[start of STORED ROWS]

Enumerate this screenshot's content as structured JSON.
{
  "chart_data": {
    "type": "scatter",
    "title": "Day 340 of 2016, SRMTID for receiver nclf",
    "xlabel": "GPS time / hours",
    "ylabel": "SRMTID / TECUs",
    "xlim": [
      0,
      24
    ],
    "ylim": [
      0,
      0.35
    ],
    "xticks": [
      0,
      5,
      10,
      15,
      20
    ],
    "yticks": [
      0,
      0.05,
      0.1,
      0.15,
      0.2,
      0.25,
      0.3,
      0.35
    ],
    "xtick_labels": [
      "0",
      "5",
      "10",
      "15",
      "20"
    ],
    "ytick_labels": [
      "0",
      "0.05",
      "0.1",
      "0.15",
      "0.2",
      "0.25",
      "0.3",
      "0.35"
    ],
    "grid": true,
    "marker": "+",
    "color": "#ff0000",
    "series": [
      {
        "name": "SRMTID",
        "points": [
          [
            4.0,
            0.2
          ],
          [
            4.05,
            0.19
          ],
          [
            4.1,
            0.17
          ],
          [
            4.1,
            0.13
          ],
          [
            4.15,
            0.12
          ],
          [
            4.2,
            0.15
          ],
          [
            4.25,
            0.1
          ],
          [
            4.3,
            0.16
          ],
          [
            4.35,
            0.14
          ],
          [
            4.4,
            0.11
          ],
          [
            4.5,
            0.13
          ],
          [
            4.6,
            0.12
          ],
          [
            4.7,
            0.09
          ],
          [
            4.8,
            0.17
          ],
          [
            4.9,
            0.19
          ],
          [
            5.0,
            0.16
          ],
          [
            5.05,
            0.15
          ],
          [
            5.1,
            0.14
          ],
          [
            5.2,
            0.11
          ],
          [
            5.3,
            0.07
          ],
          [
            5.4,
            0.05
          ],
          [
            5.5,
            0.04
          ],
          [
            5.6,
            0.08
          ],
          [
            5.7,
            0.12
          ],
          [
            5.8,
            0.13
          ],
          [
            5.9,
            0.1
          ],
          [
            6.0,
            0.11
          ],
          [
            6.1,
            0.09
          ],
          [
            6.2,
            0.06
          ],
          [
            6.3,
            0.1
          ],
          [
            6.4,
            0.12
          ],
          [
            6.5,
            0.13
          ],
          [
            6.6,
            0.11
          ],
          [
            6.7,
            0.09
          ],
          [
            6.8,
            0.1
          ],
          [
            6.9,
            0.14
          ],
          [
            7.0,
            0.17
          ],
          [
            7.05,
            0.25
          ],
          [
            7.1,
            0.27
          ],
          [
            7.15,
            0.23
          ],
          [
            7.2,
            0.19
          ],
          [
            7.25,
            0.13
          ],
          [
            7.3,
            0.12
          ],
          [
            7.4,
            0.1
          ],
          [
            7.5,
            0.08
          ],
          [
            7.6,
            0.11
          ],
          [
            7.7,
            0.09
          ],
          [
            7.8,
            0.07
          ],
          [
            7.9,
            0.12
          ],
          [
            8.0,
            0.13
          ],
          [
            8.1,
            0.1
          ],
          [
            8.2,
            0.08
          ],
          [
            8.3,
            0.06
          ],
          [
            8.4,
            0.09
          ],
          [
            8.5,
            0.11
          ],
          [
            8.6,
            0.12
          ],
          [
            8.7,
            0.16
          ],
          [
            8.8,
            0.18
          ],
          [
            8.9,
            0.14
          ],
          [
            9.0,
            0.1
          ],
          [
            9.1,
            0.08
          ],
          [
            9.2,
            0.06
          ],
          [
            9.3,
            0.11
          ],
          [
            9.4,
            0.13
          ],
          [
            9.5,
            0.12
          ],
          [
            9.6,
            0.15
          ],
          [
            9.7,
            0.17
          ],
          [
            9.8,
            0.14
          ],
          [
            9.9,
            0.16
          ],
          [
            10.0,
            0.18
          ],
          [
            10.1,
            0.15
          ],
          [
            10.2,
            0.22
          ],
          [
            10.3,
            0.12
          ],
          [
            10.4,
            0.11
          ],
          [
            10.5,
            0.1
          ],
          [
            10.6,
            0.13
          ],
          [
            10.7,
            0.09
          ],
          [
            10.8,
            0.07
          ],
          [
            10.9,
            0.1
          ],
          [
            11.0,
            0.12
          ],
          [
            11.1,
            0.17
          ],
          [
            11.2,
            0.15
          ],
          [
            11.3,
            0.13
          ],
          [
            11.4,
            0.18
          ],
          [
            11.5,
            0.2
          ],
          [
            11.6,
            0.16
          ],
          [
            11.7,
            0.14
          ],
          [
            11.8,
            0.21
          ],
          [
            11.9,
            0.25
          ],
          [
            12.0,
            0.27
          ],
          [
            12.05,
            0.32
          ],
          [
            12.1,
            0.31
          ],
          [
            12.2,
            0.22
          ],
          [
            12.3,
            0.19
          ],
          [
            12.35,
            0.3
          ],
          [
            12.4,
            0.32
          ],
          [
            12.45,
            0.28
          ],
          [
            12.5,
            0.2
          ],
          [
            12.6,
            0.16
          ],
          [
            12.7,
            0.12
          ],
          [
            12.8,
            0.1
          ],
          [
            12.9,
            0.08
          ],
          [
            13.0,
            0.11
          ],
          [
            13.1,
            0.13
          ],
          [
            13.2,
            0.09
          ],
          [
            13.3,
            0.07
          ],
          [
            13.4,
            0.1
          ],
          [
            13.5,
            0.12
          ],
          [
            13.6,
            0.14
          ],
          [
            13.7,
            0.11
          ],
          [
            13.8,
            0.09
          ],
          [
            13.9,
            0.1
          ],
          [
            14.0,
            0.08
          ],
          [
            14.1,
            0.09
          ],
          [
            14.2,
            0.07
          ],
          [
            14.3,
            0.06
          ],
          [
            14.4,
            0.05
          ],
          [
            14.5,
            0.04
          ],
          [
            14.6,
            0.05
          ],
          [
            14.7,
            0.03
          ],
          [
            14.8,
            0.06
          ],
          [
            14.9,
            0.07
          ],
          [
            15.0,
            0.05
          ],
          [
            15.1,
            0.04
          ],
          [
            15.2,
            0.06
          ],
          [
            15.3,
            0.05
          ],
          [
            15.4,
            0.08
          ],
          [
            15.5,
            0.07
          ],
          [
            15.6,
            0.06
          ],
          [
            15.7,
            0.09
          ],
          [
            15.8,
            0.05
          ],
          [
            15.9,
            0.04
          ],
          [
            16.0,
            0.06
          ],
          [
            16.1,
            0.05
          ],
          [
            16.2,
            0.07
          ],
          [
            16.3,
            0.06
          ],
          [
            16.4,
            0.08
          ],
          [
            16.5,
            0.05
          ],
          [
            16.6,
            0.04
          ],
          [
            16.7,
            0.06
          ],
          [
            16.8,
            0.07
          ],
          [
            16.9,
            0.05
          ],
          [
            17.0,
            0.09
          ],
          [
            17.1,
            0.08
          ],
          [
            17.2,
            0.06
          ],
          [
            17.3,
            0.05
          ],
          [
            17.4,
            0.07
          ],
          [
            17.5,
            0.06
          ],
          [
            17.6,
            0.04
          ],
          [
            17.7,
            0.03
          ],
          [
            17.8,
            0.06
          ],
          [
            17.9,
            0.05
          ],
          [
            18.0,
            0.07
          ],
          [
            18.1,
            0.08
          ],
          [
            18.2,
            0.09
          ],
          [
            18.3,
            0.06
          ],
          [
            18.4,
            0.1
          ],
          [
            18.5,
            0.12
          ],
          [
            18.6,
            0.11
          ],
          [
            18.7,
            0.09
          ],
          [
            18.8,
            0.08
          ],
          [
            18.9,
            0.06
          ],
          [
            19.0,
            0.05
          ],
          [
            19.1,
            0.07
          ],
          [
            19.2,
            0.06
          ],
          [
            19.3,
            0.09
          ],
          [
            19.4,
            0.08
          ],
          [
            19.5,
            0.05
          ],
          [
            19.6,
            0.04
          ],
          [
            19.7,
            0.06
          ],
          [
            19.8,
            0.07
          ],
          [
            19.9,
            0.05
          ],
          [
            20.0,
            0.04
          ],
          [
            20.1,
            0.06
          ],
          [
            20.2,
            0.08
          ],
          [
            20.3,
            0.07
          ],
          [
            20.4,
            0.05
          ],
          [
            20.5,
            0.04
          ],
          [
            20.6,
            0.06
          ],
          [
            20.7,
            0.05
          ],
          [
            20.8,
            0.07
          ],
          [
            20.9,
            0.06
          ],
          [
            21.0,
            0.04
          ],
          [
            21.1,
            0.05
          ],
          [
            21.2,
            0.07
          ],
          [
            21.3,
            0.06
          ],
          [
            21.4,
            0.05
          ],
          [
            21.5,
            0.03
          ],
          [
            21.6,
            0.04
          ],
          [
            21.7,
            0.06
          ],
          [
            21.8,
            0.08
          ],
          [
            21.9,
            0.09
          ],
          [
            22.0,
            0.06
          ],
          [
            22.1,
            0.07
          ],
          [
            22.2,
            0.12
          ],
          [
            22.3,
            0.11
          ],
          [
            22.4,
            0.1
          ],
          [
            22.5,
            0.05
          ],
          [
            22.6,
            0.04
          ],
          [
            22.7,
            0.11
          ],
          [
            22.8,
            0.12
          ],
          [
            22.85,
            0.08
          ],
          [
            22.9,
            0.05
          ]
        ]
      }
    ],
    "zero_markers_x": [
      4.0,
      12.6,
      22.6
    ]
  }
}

[end of STORED ROWS]

**YOUR OBJECTIVE**: Copy every line of the records above that contains "SRMTID".

**COMPLETED EXERCISE**:
    "title": "Day 340 of 2016, SRMTID for receiver nclf",
    "ylabel": "SRMTID / TECUs",
        "name": "SRMTID",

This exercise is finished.